#### MATERIAL PROVIDED
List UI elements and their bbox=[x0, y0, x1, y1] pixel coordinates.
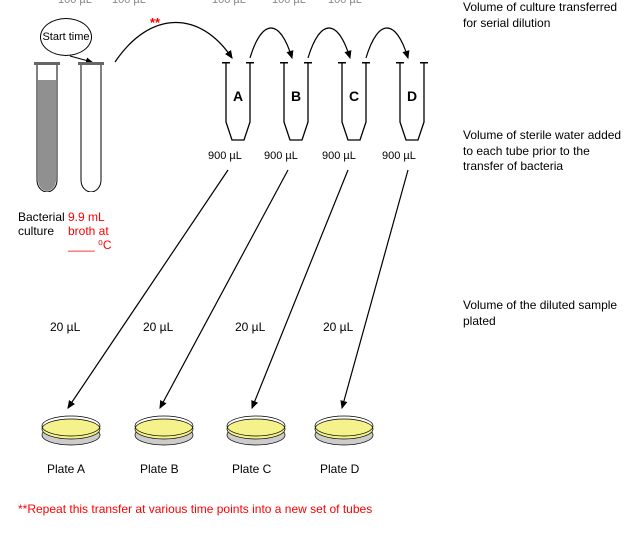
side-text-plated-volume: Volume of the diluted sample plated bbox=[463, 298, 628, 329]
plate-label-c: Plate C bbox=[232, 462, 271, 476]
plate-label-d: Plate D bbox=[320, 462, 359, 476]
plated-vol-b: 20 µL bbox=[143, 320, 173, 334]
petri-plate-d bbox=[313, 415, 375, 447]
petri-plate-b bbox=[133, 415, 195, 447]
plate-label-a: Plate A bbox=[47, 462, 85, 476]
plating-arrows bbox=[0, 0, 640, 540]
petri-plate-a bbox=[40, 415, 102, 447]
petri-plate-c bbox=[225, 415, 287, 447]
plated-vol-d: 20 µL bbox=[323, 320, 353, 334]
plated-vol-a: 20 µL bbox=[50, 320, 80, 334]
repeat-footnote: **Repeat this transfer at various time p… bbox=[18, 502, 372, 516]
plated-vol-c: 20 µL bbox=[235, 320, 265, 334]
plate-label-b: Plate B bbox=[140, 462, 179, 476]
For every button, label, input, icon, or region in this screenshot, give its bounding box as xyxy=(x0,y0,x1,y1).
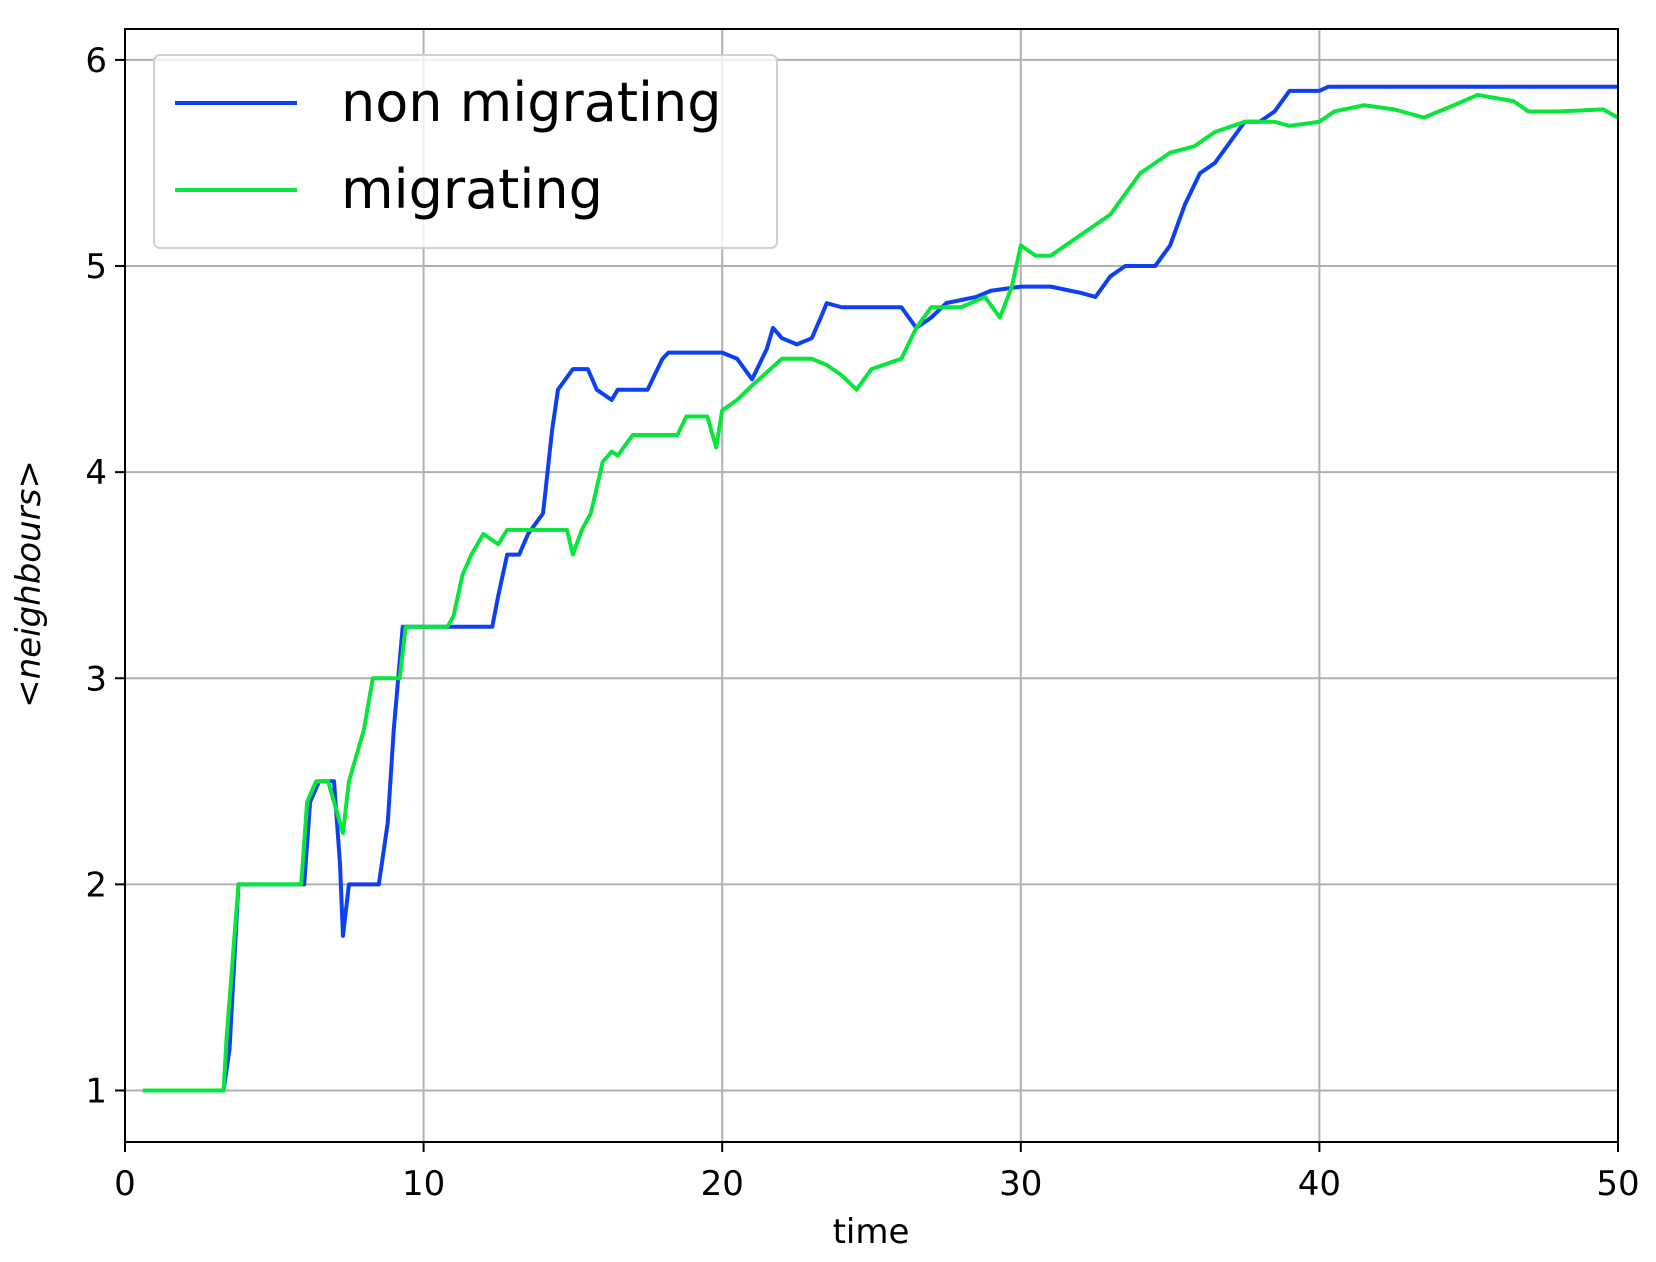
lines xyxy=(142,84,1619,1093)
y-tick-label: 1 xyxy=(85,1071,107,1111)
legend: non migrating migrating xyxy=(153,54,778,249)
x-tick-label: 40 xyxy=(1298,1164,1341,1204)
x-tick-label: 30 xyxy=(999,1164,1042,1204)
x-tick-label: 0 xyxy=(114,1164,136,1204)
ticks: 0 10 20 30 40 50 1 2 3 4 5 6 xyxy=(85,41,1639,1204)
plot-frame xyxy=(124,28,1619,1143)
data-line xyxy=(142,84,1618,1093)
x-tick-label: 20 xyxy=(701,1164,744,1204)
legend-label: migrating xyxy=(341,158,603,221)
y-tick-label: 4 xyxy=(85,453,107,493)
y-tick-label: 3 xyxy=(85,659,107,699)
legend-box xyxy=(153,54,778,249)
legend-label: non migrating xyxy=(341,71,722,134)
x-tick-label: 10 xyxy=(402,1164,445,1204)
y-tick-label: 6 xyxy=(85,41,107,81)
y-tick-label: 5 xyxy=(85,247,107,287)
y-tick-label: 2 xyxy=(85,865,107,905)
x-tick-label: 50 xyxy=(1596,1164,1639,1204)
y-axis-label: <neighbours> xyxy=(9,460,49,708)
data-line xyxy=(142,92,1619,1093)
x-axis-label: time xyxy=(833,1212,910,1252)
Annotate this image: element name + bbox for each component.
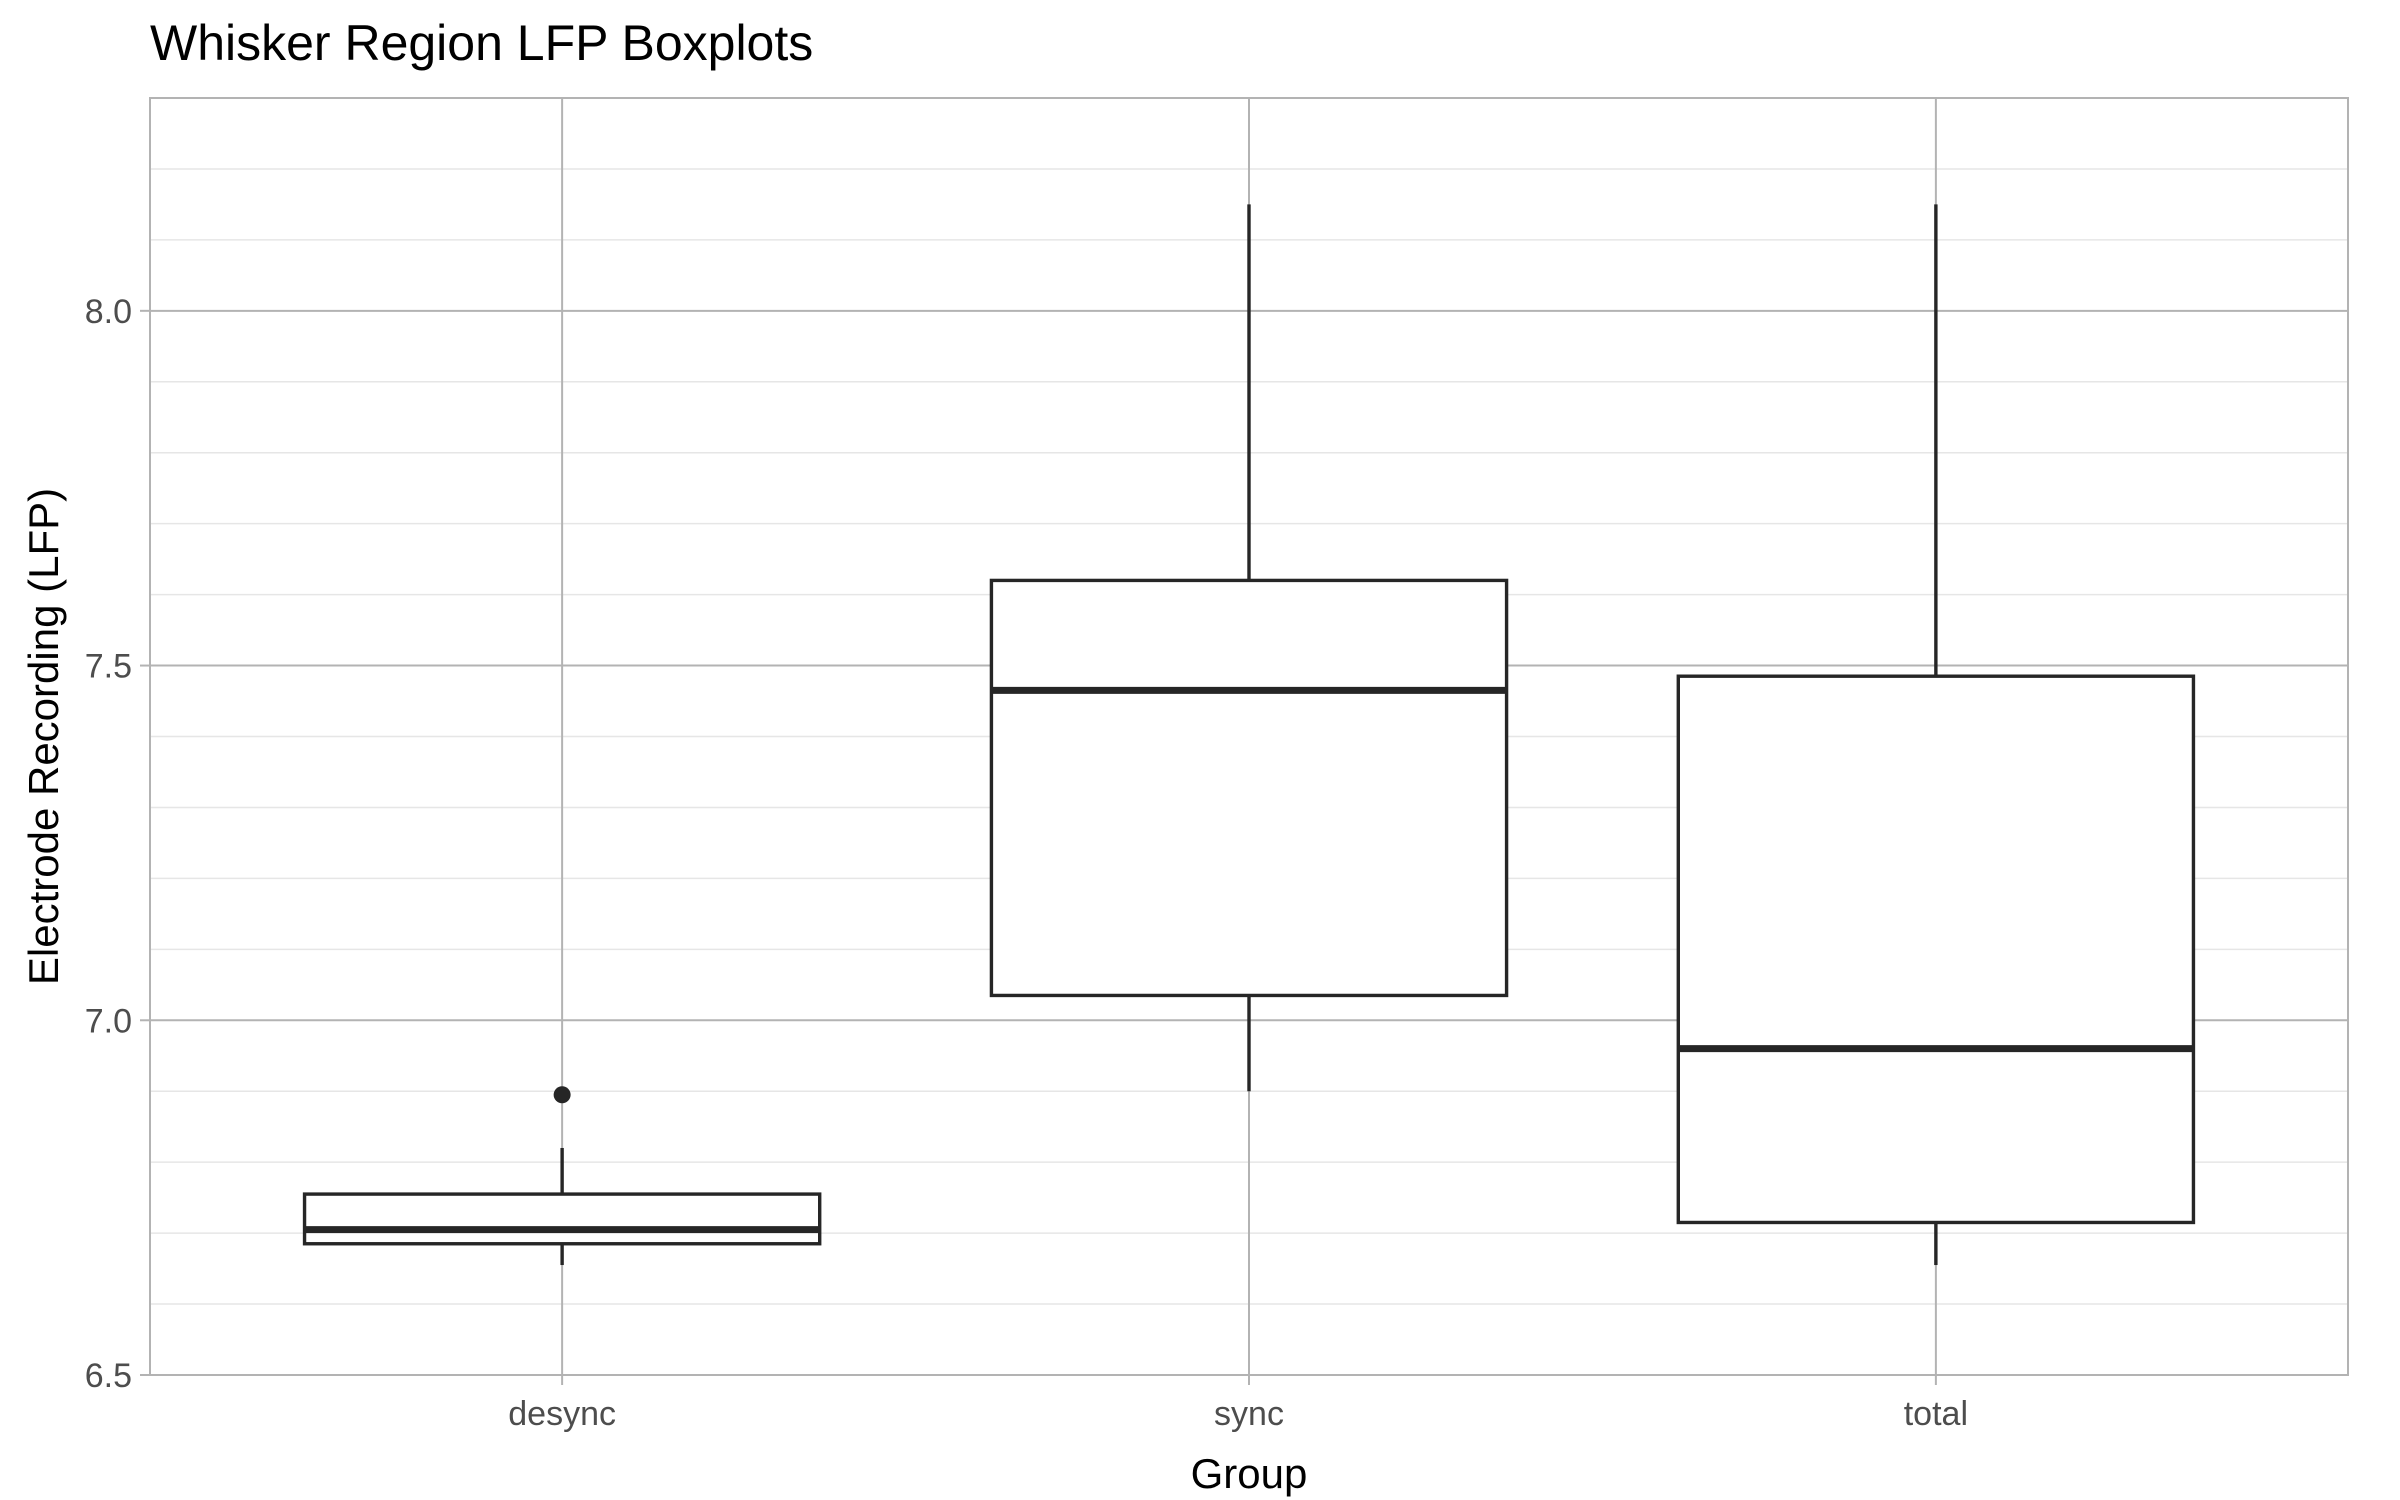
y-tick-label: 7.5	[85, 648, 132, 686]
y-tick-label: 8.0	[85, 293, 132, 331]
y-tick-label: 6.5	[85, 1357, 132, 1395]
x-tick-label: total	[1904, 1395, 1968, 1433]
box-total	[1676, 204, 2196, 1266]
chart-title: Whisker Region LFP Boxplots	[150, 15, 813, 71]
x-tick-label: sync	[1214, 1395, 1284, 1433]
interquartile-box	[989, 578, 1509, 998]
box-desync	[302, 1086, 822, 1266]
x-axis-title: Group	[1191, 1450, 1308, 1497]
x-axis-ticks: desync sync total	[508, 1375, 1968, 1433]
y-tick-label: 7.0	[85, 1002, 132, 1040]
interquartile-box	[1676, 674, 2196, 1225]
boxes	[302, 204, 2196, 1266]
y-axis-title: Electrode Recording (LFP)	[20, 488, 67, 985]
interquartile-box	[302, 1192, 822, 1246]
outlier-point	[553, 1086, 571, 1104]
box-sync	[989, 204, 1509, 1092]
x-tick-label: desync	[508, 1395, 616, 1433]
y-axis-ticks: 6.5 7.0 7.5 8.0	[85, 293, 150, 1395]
########
INSTRUCTIONS TO FOLLOW:
Repeat all the entries with "x-tick-label" swapped for "x-axis-tick" wherever it occurs and everything else left as is. Leave out the pictures.

FULL OUTPUT:
List UI elements and their bbox=[x0, y0, x1, y1] pixel coordinates.
side-text-plated-volume: Volume of the diluted sample plated bbox=[463, 298, 628, 329]
plate-label-c: Plate C bbox=[232, 462, 271, 476]
plate-label-d: Plate D bbox=[320, 462, 359, 476]
plated-vol-b: 20 µL bbox=[143, 320, 173, 334]
petri-plate-d bbox=[313, 415, 375, 447]
petri-plate-b bbox=[133, 415, 195, 447]
plate-label-a: Plate A bbox=[47, 462, 85, 476]
plating-arrows bbox=[0, 0, 640, 540]
petri-plate-a bbox=[40, 415, 102, 447]
petri-plate-c bbox=[225, 415, 287, 447]
plated-vol-d: 20 µL bbox=[323, 320, 353, 334]
plated-vol-a: 20 µL bbox=[50, 320, 80, 334]
repeat-footnote: **Repeat this transfer at various time p… bbox=[18, 502, 372, 516]
plated-vol-c: 20 µL bbox=[235, 320, 265, 334]
plate-label-b: Plate B bbox=[140, 462, 179, 476]
For every button, label, input, icon, or region in this screenshot, give its bounding box as xyxy=(x0,y0,x1,y1).
lines xyxy=(142,84,1619,1093)
y-tick-label: 1 xyxy=(85,1071,107,1111)
legend: non migrating migrating xyxy=(153,54,778,249)
x-axis-tick: 40 xyxy=(1298,1164,1341,1204)
x-axis-tick: 30 xyxy=(999,1164,1042,1204)
x-axis-tick: 0 xyxy=(114,1164,136,1204)
ticks: 0 10 20 30 40 50 1 2 3 4 5 6 xyxy=(85,41,1639,1204)
plot-frame xyxy=(124,28,1619,1143)
data-line xyxy=(142,84,1618,1093)
x-axis-tick: 20 xyxy=(701,1164,744,1204)
legend-label: migrating xyxy=(341,158,603,221)
y-tick-label: 4 xyxy=(85,453,107,493)
y-tick-label: 3 xyxy=(85,659,107,699)
legend-box xyxy=(153,54,778,249)
legend-label: non migrating xyxy=(341,71,722,134)
x-axis-tick: 10 xyxy=(402,1164,445,1204)
y-tick-label: 6 xyxy=(85,41,107,81)
y-tick-label: 5 xyxy=(85,247,107,287)
y-tick-label: 2 xyxy=(85,865,107,905)
x-axis-tick: 50 xyxy=(1596,1164,1639,1204)
y-axis-label: <neighbours> xyxy=(9,460,49,708)
data-line xyxy=(142,92,1619,1093)
x-axis-label: time xyxy=(833,1212,910,1252)
Annotate this image: element name + bbox for each component.
y-tick-label: 7.5	[85, 648, 132, 686]
y-tick-label: 8.0	[85, 293, 132, 331]
y-tick-label: 6.5	[85, 1357, 132, 1395]
x-axis-tick: total	[1904, 1395, 1968, 1433]
box-total	[1676, 204, 2196, 1266]
chart-title: Whisker Region LFP Boxplots	[150, 15, 813, 71]
x-axis-tick: sync	[1214, 1395, 1284, 1433]
interquartile-box	[989, 578, 1509, 998]
box-desync	[302, 1086, 822, 1266]
x-axis-title: Group	[1191, 1450, 1308, 1497]
x-axis-ticks: desync sync total	[508, 1375, 1968, 1433]
y-tick-label: 7.0	[85, 1002, 132, 1040]
interquartile-box	[1676, 674, 2196, 1225]
boxes	[302, 204, 2196, 1266]
y-axis-title: Electrode Recording (LFP)	[20, 488, 67, 985]
interquartile-box	[302, 1192, 822, 1246]
outlier-point	[553, 1086, 571, 1104]
box-sync	[989, 204, 1509, 1092]
x-axis-tick: desync	[508, 1395, 616, 1433]
y-axis-ticks: 6.5 7.0 7.5 8.0	[85, 293, 150, 1395]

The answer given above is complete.